=== TASK MATERIAL ===

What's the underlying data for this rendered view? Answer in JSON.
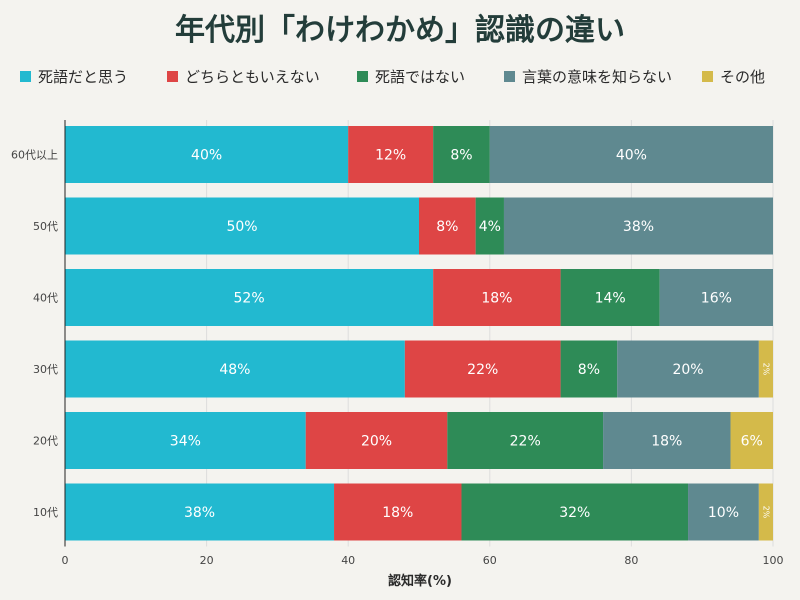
{
  "chart_data": {
    "type": "bar",
    "orientation": "horizontal",
    "stacked": true,
    "title": "年代別「わけわかめ」認識の違い",
    "xlabel": "認知率(%)",
    "ylabel": "",
    "xlim": [
      0,
      100
    ],
    "x_ticks": [
      "0",
      "20",
      "40",
      "60",
      "80",
      "100"
    ],
    "grid": true,
    "legend_position": "top",
    "categories": [
      "60代以上",
      "50代",
      "40代",
      "30代",
      "20代",
      "10代"
    ],
    "series": [
      {
        "name": "死語だと思う",
        "color": "#22b9d0",
        "values": [
          40,
          50,
          52,
          48,
          34,
          38
        ],
        "labels": [
          "40%",
          "50%",
          "52%",
          "48%",
          "34%",
          "38%"
        ]
      },
      {
        "name": "どちらともいえない",
        "color": "#de4545",
        "values": [
          12,
          8,
          18,
          22,
          20,
          18
        ],
        "labels": [
          "12%",
          "8%",
          "18%",
          "22%",
          "20%",
          "18%"
        ]
      },
      {
        "name": "死語ではない",
        "color": "#2e8b57",
        "values": [
          8,
          4,
          14,
          8,
          22,
          32
        ],
        "labels": [
          "8%",
          "4%",
          "14%",
          "8%",
          "22%",
          "32%"
        ]
      },
      {
        "name": "言葉の意味を知らない",
        "color": "#5f8990",
        "values": [
          40,
          38,
          16,
          20,
          18,
          10
        ],
        "labels": [
          "40%",
          "38%",
          "16%",
          "20%",
          "18%",
          "10%"
        ]
      },
      {
        "name": "その他",
        "color": "#d4ba4a",
        "values": [
          0,
          0,
          0,
          2,
          6,
          2
        ],
        "labels": [
          "",
          "",
          "",
          "2%",
          "6%",
          "2%"
        ]
      }
    ]
  }
}
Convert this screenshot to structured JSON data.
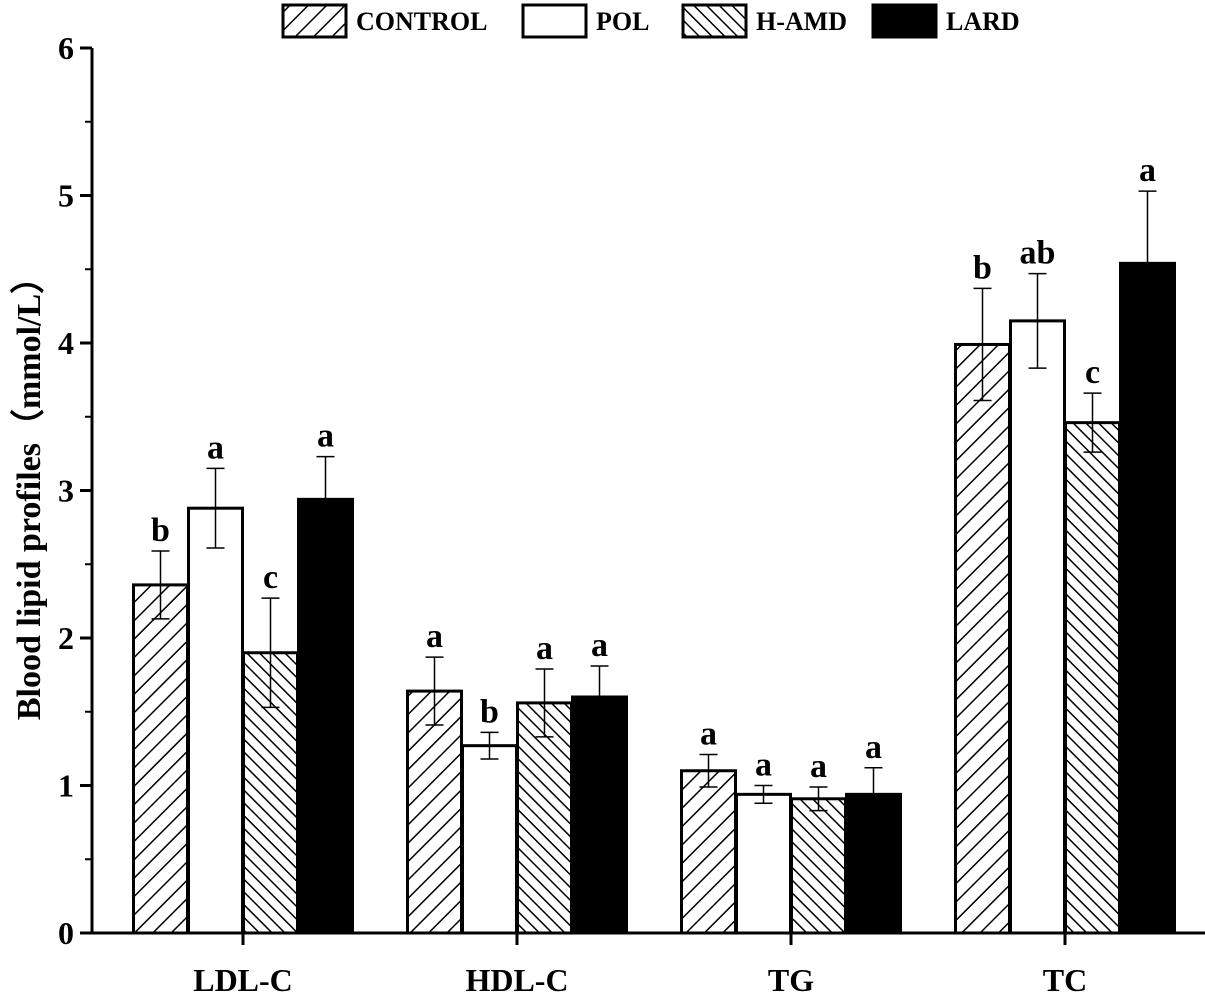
{
  "chart_data": {
    "type": "bar",
    "title": "",
    "xlabel": "",
    "ylabel": "Blood lipid profiles（mmol/L）",
    "ylim": [
      0,
      6
    ],
    "yticks": [
      "0",
      "1",
      "2",
      "3",
      "4",
      "5",
      "6"
    ],
    "categories": [
      "LDL-C",
      "HDL-C",
      "TG",
      "TC"
    ],
    "legend_position": "top",
    "series": [
      {
        "name": "CONTROL",
        "pattern": "hatch-forward",
        "values": [
          2.36,
          1.64,
          1.1,
          3.99
        ],
        "errors": [
          0.23,
          0.23,
          0.11,
          0.38
        ],
        "letters": [
          "b",
          "a",
          "a",
          "b"
        ]
      },
      {
        "name": "POL",
        "pattern": "white",
        "values": [
          2.88,
          1.27,
          0.94,
          4.15
        ],
        "errors": [
          0.27,
          0.09,
          0.06,
          0.32
        ],
        "letters": [
          "a",
          "b",
          "a",
          "ab"
        ]
      },
      {
        "name": "H-AMD",
        "pattern": "hatch-backward",
        "values": [
          1.9,
          1.56,
          0.91,
          3.46
        ],
        "errors": [
          0.37,
          0.23,
          0.08,
          0.2
        ],
        "letters": [
          "c",
          "a",
          "a",
          "c"
        ]
      },
      {
        "name": "LARD",
        "pattern": "black",
        "values": [
          2.94,
          1.6,
          0.94,
          4.54
        ],
        "errors": [
          0.29,
          0.21,
          0.18,
          0.49
        ],
        "letters": [
          "a",
          "a",
          "a",
          "a"
        ]
      }
    ],
    "colors": {
      "fill_black": "#000000",
      "fill_white": "#ffffff",
      "stroke": "#000000"
    }
  }
}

===

◆ **INSTRUCTIONS TO FOLLOW**
Count the lines in the records above that hold the word "pattern", and give only that number.

◆ **THE SOLUTION**
4